### DATASET RECORDS
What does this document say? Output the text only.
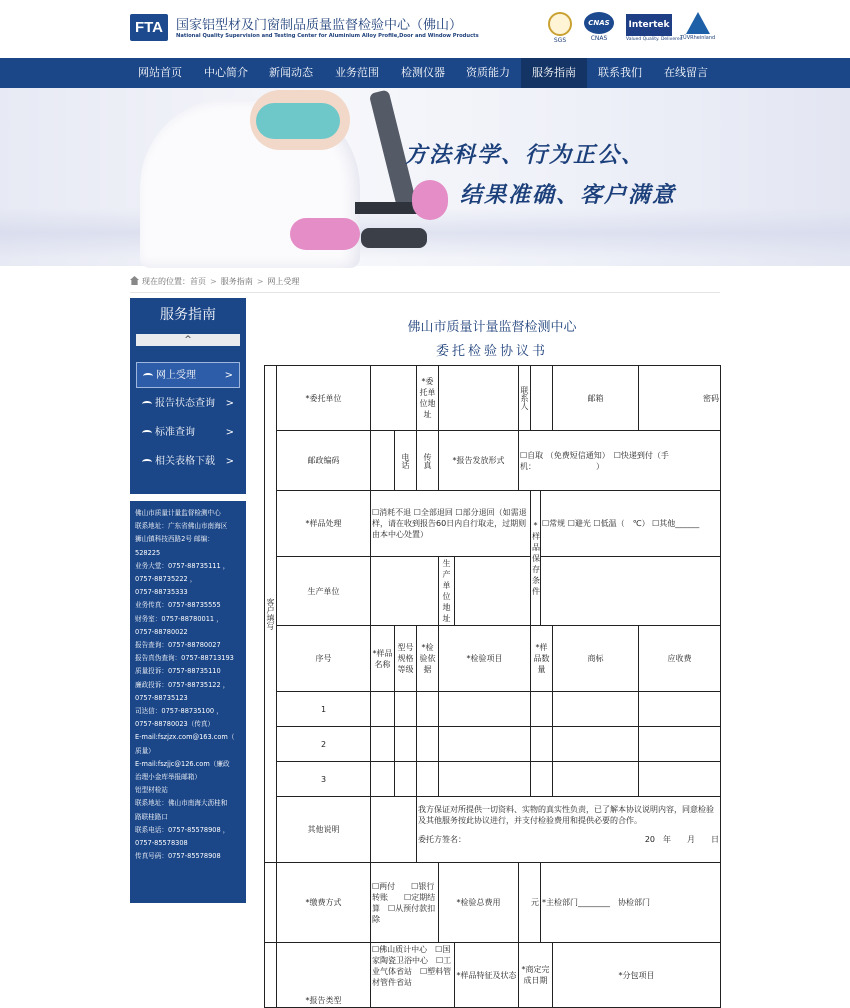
FTA 国家铝型材及门窗制品质量监督检验中心（佛山）
National Quality Supervision and Testing Center for Aluminium Alloy Profile,Door and Window Products
SGS
CNAS
CNAS
Intertek
Valued Quality. Delivered
TÜVRheinland
网站首页	中心简介	新闻动态	业务范围	检测仪器	资质能力	服务指南	联系我们	在线留言
方法科学、行为正公、
结果准确、客户满意
现在的位置：首页 > 服务指南 > 网上受理
服务指南
^
网上受理	>
报告状态查询 >
标准查询	>
相关表格下载 >

佛山市质量计量监督检测中心

联系地址：广东省佛山市南海区

狮山镇科技西路2号 邮编：

528225

业务大堂：0757-88735111 ，

0757-88735222 ，

0757-88735333

业务传真：0757-88735555

财务室：0757-88780011 ，

0757-88780022

报告查询：0757-88780027

报告真伪查询：0757-88713193

质量投诉：0757-88735110

廉政投诉：0757-88735122 ，

0757-88735123

司达信：0757-88735100 ，

0757-88780023（传真）

E-mail:fszjzx.com@163.com（

质量）

E-mail:fszjjc@126.com（廉政

治理小金库举报邮箱）

铝型材检站

联系地址：佛山市南海大沥桂和

路联桂路口

联系电话：0757-85578908 ，

0757-85578308

传真号码：0757-85578908

佛山市质量计量监督检测中心
委托检验协议书
客户填写	*委托单位			*委托单位地址			联系人			邮箱	密码
	邮政编码		电话	传真	*报告发放形式		☐自取 （免费短信通知）　☐快递到付（手机：　　　　　　　　）				
	*样品处理	☐消耗不退 ☐全部退回 ☐部分退回（如需退样，请在收到报告60日内自行取走，过期则由本中心处置）						*样品保存条件	☐常规 ☐避光 ☐低温（　℃） ☐其他______		
	生产单位				生产单位地址						
	序号	*样品名称	型号规格等级	*检验依据	*检验项目			*样品数量		商标	应收费
	1										
	2										
	3										
	其他说明			我方保证对所提供一切资料、实物的真实性负责，已了解本协议说明内容，同意检验及其他服务按此协议进行，并支付检验费用和提供必要的合作。
委托方签名： 20　年　　月　　日							

	*缴费方式	☐两付　　☐银行转账　　☐定期结算　☐从预付款扣除			*检验总费用		元		*主检部门________　协检部门		
	*报告类型	☐佛山质计中心　☐国家陶瓷卫浴中心　☐工业气体省站　☐塑料管材管件省站				*样品特征及状态	*商定完成日期			*分包项目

### DIRECTIONS FOR THIS TASK
Copy out every line from the records that has the word "Quality".

### ANSWER BELOW
National Quality Supervision and Testing Center for Aluminium Alloy Profile,Door and Window Products
Valued Quality. Delivered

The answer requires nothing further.